Your goal: Extract the complete listing and repeat it word for word.

Given records:
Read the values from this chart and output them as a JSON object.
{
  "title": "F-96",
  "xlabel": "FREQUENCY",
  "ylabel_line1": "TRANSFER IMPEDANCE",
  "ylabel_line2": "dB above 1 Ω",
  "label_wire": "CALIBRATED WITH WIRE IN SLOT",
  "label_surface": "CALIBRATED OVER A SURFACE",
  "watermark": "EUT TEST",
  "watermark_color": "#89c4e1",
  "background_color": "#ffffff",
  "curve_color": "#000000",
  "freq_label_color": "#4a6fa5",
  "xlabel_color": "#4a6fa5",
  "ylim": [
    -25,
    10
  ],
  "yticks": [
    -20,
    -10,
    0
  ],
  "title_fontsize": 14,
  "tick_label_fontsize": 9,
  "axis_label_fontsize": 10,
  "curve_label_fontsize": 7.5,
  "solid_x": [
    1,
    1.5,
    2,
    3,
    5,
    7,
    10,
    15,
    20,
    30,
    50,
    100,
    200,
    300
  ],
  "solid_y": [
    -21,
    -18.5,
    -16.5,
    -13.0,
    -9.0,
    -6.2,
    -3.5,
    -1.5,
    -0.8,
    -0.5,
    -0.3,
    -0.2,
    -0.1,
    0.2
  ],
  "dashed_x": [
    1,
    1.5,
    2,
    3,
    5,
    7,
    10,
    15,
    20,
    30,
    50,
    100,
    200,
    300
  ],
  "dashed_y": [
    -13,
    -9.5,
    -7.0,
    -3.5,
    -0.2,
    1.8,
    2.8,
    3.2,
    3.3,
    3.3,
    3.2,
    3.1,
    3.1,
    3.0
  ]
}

Full output:
Read the values from this chart and output them as a JSON object.
{
  "title": "F-96",
  "xlabel": "FREQUENCY",
  "ylabel_line1": "TRANSFER IMPEDANCE",
  "ylabel_line2": "dB above 1 Ω",
  "label_wire": "CALIBRATED WITH WIRE IN SLOT",
  "label_surface": "CALIBRATED OVER A SURFACE",
  "watermark": "EUT TEST",
  "watermark_color": "#89c4e1",
  "background_color": "#ffffff",
  "curve_color": "#000000",
  "freq_label_color": "#4a6fa5",
  "xlabel_color": "#4a6fa5",
  "ylim": [
    -25,
    10
  ],
  "yticks": [
    -20,
    -10,
    0
  ],
  "title_fontsize": 14,
  "tick_label_fontsize": 9,
  "axis_label_fontsize": 10,
  "curve_label_fontsize": 7.5,
  "solid_x": [
    1,
    1.5,
    2,
    3,
    5,
    7,
    10,
    15,
    20,
    30,
    50,
    100,
    200,
    300
  ],
  "solid_y": [
    -21,
    -18.5,
    -16.5,
    -13.0,
    -9.0,
    -6.2,
    -3.5,
    -1.5,
    -0.8,
    -0.5,
    -0.3,
    -0.2,
    -0.1,
    0.2
  ],
  "dashed_x": [
    1,
    1.5,
    2,
    3,
    5,
    7,
    10,
    15,
    20,
    30,
    50,
    100,
    200,
    300
  ],
  "dashed_y": [
    -13,
    -9.5,
    -7.0,
    -3.5,
    -0.2,
    1.8,
    2.8,
    3.2,
    3.3,
    3.3,
    3.2,
    3.1,
    3.1,
    3.0
  ]
}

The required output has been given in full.